● **Requirements**: Present the entries as a Markdown table with the columns Row and Entry line, giving each line a row number and leaving out blank lines. Begin at the first line of the entries and stop after the line that contains "- permission-option[interactable]: 開発本部長: [1308, 299, 1414, 318]".

● **Exercise input**:

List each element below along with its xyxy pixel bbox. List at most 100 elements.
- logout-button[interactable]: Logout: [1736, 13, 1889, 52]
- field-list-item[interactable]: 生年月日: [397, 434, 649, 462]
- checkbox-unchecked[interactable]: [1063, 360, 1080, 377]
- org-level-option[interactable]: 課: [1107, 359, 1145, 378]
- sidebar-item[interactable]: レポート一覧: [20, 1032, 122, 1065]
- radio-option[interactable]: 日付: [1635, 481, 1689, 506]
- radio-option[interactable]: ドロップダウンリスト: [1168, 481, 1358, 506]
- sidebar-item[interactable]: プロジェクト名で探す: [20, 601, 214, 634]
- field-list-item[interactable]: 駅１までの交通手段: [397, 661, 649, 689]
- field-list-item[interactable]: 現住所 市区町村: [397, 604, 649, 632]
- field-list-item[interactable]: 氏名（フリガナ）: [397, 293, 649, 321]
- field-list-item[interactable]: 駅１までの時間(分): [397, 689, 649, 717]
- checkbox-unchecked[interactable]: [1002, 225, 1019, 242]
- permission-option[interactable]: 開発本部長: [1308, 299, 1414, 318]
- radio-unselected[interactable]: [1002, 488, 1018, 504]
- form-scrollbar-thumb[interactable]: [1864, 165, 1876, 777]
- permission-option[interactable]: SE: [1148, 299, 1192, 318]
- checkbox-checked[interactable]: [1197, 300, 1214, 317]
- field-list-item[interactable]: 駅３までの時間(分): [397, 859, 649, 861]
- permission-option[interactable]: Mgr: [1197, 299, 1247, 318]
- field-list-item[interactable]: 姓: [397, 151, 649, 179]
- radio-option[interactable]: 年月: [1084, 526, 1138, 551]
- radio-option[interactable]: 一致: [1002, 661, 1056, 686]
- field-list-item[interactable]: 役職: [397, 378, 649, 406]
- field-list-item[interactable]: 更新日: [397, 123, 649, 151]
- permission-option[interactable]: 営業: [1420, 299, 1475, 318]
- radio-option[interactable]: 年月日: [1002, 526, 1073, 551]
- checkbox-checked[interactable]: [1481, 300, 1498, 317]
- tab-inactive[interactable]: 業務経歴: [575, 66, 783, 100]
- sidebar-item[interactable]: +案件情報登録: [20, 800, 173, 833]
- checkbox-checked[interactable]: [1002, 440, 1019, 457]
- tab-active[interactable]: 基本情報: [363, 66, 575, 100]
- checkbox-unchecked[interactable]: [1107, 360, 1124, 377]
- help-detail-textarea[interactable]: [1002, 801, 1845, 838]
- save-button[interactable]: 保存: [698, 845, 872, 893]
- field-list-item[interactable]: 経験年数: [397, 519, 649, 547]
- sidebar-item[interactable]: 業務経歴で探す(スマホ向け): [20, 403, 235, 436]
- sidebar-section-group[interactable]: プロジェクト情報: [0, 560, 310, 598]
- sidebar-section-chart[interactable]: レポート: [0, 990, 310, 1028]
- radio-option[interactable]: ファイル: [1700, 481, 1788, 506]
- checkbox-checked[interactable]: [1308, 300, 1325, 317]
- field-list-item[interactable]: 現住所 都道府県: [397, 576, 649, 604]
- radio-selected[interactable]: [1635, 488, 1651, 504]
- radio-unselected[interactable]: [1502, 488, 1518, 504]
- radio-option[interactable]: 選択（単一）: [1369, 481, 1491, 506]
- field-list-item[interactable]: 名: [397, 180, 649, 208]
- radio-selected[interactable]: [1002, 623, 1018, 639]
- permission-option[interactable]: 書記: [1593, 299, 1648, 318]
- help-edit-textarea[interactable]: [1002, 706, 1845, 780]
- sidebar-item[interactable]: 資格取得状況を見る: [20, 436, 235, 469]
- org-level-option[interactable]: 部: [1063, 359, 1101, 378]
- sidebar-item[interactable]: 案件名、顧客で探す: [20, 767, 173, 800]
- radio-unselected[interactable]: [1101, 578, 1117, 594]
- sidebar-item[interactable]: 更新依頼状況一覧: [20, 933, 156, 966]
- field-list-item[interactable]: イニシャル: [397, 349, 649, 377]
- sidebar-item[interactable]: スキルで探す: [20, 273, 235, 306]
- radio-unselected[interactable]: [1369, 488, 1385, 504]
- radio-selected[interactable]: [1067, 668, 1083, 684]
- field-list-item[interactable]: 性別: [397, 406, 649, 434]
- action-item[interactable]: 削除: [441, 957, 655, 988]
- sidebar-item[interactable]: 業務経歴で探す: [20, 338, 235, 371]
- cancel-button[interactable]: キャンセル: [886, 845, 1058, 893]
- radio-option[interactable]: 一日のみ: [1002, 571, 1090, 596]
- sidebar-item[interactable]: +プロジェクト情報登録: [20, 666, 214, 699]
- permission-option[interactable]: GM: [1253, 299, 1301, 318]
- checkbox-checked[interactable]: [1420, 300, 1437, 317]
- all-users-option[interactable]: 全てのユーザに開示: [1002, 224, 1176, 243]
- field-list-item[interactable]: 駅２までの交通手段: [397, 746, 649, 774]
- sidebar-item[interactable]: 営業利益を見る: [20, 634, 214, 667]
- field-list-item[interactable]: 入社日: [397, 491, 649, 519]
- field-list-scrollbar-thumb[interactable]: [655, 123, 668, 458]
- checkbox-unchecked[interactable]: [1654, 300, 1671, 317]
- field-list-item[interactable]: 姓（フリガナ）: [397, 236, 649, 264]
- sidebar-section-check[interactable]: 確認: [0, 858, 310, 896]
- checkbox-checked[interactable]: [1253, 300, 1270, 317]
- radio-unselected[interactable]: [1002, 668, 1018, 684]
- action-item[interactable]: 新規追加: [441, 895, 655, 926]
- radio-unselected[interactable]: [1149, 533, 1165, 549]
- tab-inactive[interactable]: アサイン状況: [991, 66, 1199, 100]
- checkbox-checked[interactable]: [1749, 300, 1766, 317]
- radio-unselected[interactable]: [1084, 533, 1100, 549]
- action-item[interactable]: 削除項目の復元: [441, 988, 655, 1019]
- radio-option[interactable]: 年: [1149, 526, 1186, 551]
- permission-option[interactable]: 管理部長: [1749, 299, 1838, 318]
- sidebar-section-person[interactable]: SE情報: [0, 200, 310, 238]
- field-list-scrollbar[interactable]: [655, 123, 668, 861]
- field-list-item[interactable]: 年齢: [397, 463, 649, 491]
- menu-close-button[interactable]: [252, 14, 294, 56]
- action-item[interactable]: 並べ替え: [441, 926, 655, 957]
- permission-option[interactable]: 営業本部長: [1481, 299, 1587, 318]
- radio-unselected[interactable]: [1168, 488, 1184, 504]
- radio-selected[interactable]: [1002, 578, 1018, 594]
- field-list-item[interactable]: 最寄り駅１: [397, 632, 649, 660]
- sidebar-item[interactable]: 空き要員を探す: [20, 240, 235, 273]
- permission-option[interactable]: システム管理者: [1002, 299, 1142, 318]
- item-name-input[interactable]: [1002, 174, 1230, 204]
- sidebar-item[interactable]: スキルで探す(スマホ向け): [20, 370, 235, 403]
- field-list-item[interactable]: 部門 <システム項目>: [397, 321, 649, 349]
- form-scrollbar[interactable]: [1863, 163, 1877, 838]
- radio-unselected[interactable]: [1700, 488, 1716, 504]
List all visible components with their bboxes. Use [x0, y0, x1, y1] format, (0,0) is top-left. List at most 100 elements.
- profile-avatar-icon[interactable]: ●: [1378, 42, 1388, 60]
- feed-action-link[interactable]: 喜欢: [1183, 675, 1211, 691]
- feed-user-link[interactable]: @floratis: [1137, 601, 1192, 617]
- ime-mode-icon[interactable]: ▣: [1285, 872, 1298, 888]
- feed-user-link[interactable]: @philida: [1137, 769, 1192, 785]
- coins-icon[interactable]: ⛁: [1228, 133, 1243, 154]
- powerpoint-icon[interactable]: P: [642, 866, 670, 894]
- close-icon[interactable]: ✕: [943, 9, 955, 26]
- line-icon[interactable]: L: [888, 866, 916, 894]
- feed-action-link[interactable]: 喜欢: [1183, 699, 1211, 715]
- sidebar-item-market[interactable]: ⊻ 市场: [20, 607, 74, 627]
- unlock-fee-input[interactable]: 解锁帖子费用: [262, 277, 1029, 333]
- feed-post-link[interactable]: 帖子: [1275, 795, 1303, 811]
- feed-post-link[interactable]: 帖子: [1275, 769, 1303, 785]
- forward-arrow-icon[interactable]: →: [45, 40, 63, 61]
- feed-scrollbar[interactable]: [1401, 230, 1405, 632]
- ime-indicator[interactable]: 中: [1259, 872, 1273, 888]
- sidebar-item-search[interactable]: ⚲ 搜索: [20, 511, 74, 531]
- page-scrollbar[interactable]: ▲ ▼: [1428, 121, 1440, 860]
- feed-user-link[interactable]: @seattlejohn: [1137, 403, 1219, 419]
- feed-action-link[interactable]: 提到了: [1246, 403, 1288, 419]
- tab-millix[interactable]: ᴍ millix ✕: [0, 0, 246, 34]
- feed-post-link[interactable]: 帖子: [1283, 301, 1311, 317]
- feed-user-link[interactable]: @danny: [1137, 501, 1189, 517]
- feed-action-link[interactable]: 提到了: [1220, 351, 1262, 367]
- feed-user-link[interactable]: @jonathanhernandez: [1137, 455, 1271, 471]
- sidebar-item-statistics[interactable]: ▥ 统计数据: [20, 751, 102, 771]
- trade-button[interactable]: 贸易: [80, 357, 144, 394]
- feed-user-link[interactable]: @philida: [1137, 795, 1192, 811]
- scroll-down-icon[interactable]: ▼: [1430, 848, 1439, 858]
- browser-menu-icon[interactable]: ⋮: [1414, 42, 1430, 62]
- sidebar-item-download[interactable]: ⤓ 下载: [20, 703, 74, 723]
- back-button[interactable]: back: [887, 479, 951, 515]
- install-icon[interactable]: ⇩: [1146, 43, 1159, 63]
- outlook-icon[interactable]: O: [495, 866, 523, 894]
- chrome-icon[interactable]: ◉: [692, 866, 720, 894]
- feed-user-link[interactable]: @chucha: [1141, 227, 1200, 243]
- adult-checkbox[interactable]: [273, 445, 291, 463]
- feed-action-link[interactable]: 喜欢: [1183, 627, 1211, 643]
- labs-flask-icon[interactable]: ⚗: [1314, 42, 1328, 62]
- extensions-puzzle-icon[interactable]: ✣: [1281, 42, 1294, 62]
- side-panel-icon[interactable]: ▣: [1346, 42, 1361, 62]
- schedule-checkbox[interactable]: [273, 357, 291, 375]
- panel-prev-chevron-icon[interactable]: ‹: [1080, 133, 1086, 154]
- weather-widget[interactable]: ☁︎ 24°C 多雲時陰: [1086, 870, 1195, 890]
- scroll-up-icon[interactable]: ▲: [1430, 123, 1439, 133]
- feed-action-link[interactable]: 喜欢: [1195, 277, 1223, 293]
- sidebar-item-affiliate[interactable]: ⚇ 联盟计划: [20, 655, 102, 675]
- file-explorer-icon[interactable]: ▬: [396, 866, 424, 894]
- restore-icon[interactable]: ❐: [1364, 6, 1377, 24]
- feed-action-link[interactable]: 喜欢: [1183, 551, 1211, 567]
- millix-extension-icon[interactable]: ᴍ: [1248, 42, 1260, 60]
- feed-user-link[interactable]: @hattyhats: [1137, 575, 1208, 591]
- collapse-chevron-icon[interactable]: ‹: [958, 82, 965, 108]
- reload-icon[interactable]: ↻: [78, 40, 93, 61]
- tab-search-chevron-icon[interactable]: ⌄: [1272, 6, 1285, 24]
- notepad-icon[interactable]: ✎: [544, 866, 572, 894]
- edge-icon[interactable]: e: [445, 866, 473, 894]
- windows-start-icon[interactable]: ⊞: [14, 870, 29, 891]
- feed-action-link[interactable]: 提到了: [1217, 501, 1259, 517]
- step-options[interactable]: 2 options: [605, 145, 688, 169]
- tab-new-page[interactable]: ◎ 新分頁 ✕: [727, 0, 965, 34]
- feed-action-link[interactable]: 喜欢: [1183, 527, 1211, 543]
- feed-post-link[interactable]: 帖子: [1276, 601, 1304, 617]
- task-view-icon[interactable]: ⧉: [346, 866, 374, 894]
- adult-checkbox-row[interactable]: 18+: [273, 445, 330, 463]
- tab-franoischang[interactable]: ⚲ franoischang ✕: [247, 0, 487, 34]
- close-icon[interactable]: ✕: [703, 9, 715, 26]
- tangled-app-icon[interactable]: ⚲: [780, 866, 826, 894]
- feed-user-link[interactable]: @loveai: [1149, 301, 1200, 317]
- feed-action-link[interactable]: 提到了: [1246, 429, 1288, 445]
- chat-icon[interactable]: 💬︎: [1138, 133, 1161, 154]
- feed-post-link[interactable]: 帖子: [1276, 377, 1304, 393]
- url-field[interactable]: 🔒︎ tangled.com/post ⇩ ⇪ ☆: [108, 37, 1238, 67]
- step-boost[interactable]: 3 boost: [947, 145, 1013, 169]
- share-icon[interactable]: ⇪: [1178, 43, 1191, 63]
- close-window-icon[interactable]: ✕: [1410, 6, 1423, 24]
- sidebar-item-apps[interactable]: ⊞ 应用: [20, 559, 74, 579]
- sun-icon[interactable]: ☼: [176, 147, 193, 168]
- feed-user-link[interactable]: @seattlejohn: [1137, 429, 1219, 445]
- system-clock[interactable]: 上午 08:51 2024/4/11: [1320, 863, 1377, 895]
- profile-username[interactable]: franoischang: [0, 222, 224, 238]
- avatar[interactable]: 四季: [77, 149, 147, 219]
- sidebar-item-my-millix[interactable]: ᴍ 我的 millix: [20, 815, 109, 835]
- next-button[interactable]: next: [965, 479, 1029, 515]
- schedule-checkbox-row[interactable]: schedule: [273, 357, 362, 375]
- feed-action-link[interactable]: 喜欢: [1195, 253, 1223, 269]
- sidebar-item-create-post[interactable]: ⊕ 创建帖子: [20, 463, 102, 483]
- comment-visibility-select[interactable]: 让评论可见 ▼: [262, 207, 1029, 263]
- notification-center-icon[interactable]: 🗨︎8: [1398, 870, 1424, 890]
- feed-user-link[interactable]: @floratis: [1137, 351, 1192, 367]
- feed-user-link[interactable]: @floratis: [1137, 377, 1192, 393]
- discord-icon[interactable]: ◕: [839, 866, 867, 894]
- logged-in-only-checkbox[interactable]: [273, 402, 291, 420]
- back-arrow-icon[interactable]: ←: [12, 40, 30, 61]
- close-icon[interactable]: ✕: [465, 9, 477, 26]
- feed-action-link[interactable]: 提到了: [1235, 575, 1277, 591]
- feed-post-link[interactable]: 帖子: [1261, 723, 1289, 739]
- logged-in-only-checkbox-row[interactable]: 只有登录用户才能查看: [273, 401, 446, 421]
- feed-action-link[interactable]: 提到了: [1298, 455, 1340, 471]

● **Finished exercise**:
| Row | Entry line |
|---|---|
| 1 | List each element below along with its xyxy pixel bbox. List at most 100 elements. |
| 2 | - logout-button[interactable]: Logout: [1736, 13, 1889, 52] |
| 3 | - field-list-item[interactable]: 生年月日: [397, 434, 649, 462] |
| 4 | - checkbox-unchecked[interactable]: [1063, 360, 1080, 377] |
| 5 | - org-level-option[interactable]: 課: [1107, 359, 1145, 378] |
| 6 | - sidebar-item[interactable]: レポート一覧: [20, 1032, 122, 1065] |
| 7 | - radio-option[interactable]: 日付: [1635, 481, 1689, 506] |
| 8 | - radio-option[interactable]: ドロップダウンリスト: [1168, 481, 1358, 506] |
| 9 | - sidebar-item[interactable]: プロジェクト名で探す: [20, 601, 214, 634] |
| 10 | - field-list-item[interactable]: 駅１までの交通手段: [397, 661, 649, 689] |
| 11 | - field-list-item[interactable]: 現住所 市区町村: [397, 604, 649, 632] |
| 12 | - field-list-item[interactable]: 氏名（フリガナ）: [397, 293, 649, 321] |
| 13 | - field-list-item[interactable]: 駅１までの時間(分): [397, 689, 649, 717] |
| 14 | - checkbox-unchecked[interactable]: [1002, 225, 1019, 242] |
| 15 | - permission-option[interactable]: 開発本部長: [1308, 299, 1414, 318] |